_TO BE DONE:_
a. In the testimony excerpt, what position did David Jensen hold at Reeve Aleutian Airways?
b. Echo the testimony excerpt, everything from "Ms. Galetto went" down to "at the time.".
c. Summarize the testimony excerpt in two sentences.

--- Start TEXT PROVIDED ---

Ms. Galetto further testified that PSA corporate policy prevented integrating an interline agreement and a reduced fare agreement into one document. She said that the purpose of having two separate agreements was that PSA did not always extend reduced fare privileges when an interline agreement had been executed.

Ms. Galetto asserted it was unnecessary for PSA to include the same termination provision in both agreements.

[I]t’s unnecessary for two reasons, specifically. One, if a company ceases operation, then they are no longer going to be doing ticketing on another carrier. And the ... reduced fare agreement requires that you can ticket ... since the ticketing and baggage agreement ceases when service ceases, you can’t ticket. Secondly ... in the very beginning, it talks about, “[e]ach party shall grant to employees of such airline.” Well, if the airline isn’t operating, you certainly can’t be an employee of it.

Ms. Galetto went on to explain that unauthorized use of the tickets was harmful to PSA in two respects. First, Appellant would otherwise have paid full price for the ticket. Second, Appellant’s possession of the ticket stock and stamp placed PSA at risk of unauthorized use.

David Jensen, Vice-President of Administration for Reeve Aleutian Airways (Reeve), testified that blank ticket stock and validation stamps were kept either in possession of the ticket agents or locked up. He also testified that he doubted that KWA reduced-fare tickets would have been accepted by those with knowledge of KWA’s status at the time.

Appellant, by contrast, sought to show that he in fact had the continued right to issue himself reduced-fare tickets. Both Mr. Jensen and Appellant testified, contrary to Ms. Galetto, that the reduced fare and interline agreements are physically separate and complete contracts on their own, and not necessarily interdependent. Additionally, the parties stipulated to accept Appellant’s offer of proof of the expected testimony of attorney Henry Camer-ot, former counsel for Alaska Airlines:

Alaska Airlines entered into ticket and baggage agreements with other airlines, and Alaska Airlines entered into reduced fare agreements with other airlines, similar if not identical to the one that you have seen here in two exhibits. It would be his testimony that these are separate documents — that they stand by themselves; that each one is integrated; that you can interpret and apply and enforce the provisions of the reduced fare agreement by itself without reference to the ticket and baggage agreement. And he would testify that the reason for it is the provisions are clear, unambiguous.

--- End TEXT PROVIDED ---
--- Start INFORMATION PROVIDED ---

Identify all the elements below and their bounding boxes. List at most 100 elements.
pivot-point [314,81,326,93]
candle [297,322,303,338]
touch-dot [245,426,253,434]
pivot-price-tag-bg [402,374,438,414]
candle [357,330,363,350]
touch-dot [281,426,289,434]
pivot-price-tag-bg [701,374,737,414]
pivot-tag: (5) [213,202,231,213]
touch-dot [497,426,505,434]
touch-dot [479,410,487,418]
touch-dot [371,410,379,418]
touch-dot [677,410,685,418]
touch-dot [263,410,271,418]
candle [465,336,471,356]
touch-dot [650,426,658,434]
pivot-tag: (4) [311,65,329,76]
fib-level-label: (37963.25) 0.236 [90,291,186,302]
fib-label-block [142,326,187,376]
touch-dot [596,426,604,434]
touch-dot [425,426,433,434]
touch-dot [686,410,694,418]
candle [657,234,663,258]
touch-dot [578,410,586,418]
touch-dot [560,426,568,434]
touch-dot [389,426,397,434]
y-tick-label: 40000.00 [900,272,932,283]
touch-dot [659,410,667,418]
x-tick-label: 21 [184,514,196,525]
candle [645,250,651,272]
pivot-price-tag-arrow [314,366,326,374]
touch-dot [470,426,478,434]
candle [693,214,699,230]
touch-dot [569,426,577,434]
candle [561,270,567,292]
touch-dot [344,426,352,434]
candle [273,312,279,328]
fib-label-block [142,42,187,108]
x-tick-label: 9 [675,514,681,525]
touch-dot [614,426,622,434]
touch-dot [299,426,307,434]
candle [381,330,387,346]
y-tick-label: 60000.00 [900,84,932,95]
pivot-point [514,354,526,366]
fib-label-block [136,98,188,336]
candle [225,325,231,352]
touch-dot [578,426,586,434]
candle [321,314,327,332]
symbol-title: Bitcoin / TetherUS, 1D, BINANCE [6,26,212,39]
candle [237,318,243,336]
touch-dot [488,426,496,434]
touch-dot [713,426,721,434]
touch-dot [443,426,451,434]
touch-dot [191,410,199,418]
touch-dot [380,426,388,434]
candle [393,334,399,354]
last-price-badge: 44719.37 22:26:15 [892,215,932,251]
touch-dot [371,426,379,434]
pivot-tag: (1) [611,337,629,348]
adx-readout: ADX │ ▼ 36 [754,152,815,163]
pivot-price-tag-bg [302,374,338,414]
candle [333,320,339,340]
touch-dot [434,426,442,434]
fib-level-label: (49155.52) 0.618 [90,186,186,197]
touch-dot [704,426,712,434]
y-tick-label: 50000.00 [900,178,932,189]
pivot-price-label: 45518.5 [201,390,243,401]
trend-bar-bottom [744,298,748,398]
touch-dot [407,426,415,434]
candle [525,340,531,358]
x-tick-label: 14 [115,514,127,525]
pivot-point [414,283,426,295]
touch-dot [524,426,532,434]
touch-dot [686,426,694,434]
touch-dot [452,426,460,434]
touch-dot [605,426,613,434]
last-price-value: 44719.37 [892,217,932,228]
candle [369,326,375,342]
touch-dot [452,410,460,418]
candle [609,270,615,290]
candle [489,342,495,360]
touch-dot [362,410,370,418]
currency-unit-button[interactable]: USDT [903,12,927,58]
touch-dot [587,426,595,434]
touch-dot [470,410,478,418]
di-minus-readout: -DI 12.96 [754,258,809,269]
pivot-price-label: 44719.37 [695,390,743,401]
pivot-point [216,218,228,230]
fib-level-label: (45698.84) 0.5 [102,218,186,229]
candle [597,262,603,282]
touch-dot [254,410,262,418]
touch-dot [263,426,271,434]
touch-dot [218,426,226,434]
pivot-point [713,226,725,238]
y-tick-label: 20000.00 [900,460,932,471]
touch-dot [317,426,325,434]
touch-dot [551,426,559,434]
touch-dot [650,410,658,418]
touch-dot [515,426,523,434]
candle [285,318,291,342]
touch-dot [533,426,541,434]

--- End INFORMATION PROVIDED ---

_PER-TASK ANSWERS:_
a. Vice-President of Administration

b.
Ms. Galetto went on to explain that unauthorized use of the tickets was harmful to PSA in two respects. First, Appellant would otherwise have paid full price for the ticket. Second, Appellant’s possession of the ticket stock and stamp placed PSA at risk of unauthorized use.

David Jensen, Vice-President of Administration for Reeve Aleutian Airways (Reeve), testified that blank ticket stock and validation stamps were kept either in possession of the ticket agents or locked up. He also testified that he doubted that KWA reduced-fare tickets would have been accepted by those with knowledge of KWA’s status at the time.

c. Ms. Galetto testified that PSA policy kept interline and reduced fare agreements in separate documents, that including the same termination provision in both was unnecessary, and that unauthorized use of the tickets harmed PSA. David Jensen and Appellant testified instead that the two agreements are separate, complete contracts, and the parties stipulated to an offer of proof that Henry Camer-ot, former counsel for Alaska Airlines, would testify that a reduced fare agreement can be enforced without reference to the ticket and baggage agreement.